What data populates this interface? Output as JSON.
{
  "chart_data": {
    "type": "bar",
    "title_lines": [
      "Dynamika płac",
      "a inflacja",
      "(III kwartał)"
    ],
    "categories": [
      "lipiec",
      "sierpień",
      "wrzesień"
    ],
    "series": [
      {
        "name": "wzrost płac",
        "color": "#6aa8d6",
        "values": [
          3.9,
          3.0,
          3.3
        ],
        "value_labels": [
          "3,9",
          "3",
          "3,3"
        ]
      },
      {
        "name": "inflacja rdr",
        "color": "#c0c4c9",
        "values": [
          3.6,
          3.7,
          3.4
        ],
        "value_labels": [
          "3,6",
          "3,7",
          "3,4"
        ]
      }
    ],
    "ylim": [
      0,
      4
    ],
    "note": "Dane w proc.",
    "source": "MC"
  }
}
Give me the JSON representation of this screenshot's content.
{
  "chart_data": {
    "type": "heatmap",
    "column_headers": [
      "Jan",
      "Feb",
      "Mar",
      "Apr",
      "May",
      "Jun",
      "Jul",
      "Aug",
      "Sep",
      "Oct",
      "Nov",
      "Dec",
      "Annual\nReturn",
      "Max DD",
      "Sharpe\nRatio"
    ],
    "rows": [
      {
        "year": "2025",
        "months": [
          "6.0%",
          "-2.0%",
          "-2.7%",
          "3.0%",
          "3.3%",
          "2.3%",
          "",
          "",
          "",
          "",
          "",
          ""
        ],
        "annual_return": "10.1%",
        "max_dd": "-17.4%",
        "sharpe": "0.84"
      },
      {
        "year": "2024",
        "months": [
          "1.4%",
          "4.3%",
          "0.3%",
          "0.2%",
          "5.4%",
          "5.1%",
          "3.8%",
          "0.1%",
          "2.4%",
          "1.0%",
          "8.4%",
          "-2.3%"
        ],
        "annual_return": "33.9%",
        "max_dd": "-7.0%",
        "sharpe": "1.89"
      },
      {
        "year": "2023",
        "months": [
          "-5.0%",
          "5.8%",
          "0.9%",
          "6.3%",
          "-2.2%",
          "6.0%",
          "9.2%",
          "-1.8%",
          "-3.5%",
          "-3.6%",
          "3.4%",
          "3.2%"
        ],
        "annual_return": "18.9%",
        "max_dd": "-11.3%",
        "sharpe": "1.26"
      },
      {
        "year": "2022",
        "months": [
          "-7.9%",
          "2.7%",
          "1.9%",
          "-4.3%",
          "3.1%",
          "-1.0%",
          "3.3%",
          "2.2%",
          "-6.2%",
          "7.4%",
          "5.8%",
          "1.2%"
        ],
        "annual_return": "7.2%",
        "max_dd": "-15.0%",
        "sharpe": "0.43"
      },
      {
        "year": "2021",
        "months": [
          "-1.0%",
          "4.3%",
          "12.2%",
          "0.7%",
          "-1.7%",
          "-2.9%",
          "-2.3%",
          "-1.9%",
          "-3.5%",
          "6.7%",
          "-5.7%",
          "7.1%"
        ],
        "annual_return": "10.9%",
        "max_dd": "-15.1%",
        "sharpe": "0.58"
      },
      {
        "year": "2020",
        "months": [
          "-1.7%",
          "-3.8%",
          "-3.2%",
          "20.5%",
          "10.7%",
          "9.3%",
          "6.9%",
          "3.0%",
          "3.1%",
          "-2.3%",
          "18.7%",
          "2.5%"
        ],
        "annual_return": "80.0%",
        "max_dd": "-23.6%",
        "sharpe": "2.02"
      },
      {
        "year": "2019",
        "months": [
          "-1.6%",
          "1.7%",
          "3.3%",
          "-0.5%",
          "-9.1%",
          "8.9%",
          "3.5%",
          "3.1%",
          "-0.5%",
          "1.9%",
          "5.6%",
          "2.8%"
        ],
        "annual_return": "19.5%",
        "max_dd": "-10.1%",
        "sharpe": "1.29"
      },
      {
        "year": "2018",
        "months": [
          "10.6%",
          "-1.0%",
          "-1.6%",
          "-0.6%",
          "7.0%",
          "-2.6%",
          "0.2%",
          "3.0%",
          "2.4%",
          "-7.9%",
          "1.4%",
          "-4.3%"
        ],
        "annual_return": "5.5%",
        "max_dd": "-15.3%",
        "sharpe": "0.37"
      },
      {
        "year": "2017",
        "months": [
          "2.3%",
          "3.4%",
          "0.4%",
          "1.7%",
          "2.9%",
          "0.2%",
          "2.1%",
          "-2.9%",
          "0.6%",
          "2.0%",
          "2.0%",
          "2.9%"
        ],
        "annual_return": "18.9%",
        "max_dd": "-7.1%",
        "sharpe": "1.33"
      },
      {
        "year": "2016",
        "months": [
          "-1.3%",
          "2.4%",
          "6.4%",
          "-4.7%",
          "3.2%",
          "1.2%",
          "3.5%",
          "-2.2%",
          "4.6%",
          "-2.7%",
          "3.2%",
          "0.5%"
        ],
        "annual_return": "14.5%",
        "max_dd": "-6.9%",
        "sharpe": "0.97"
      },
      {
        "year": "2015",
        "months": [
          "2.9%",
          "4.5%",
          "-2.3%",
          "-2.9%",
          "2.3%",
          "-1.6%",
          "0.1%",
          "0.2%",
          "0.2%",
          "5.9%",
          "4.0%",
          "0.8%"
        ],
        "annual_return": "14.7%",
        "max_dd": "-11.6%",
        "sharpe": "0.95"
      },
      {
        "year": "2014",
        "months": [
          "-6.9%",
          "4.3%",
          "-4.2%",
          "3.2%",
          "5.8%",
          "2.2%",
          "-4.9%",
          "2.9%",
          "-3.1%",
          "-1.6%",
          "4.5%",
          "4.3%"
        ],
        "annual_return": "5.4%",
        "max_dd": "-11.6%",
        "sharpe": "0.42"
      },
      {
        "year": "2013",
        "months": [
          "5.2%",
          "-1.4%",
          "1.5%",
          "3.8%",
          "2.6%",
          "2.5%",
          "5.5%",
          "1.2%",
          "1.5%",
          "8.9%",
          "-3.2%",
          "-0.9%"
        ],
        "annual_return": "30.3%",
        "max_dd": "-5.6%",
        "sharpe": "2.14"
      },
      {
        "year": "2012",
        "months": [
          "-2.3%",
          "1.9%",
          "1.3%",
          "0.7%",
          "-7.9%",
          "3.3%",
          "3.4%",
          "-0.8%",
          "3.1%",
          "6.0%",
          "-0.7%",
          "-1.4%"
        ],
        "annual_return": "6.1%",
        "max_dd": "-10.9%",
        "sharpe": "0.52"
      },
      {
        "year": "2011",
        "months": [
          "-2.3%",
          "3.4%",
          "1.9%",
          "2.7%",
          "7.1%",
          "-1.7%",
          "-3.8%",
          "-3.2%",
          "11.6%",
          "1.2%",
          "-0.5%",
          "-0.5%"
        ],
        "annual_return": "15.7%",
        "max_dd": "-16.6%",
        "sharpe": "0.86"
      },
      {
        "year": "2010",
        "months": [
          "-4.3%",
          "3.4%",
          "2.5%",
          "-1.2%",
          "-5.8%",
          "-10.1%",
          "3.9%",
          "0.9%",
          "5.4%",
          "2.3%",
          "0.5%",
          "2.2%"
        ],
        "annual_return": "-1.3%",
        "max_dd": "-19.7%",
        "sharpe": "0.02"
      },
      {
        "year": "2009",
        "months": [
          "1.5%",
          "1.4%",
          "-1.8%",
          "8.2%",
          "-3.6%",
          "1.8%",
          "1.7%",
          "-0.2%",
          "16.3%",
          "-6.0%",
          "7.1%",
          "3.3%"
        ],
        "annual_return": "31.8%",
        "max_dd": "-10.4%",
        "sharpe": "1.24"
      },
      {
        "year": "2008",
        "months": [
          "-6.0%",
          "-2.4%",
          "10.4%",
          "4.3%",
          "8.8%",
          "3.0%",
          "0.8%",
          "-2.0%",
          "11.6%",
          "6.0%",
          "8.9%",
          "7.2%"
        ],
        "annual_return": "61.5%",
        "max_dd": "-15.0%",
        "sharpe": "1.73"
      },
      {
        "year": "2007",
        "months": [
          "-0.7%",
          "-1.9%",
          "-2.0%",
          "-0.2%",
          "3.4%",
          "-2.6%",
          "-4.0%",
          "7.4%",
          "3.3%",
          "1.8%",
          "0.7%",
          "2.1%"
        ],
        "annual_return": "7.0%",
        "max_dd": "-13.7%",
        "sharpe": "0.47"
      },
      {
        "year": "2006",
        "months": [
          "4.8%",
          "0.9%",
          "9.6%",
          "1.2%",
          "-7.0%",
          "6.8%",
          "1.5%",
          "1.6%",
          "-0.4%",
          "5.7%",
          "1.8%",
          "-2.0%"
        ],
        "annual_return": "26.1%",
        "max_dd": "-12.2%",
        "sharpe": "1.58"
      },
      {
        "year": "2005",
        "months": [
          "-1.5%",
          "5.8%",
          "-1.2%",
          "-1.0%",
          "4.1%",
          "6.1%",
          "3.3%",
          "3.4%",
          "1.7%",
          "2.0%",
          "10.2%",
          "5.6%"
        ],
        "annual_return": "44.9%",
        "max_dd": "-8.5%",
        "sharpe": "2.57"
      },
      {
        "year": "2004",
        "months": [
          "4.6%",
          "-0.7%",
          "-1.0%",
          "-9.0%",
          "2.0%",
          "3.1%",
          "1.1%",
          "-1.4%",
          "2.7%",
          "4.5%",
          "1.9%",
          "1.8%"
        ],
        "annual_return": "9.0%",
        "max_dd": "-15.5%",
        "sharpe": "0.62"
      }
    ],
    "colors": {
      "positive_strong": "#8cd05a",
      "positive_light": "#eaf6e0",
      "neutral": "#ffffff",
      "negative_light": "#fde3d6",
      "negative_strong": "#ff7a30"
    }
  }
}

┄┄┄┄┄┄┄┄┄┄

• Work to complete: Identify each line containing the string "this" and copy it out.

• Output below:
What data populates this interface? Output as JSON.
Give me the JSON representation of this screenshot's content.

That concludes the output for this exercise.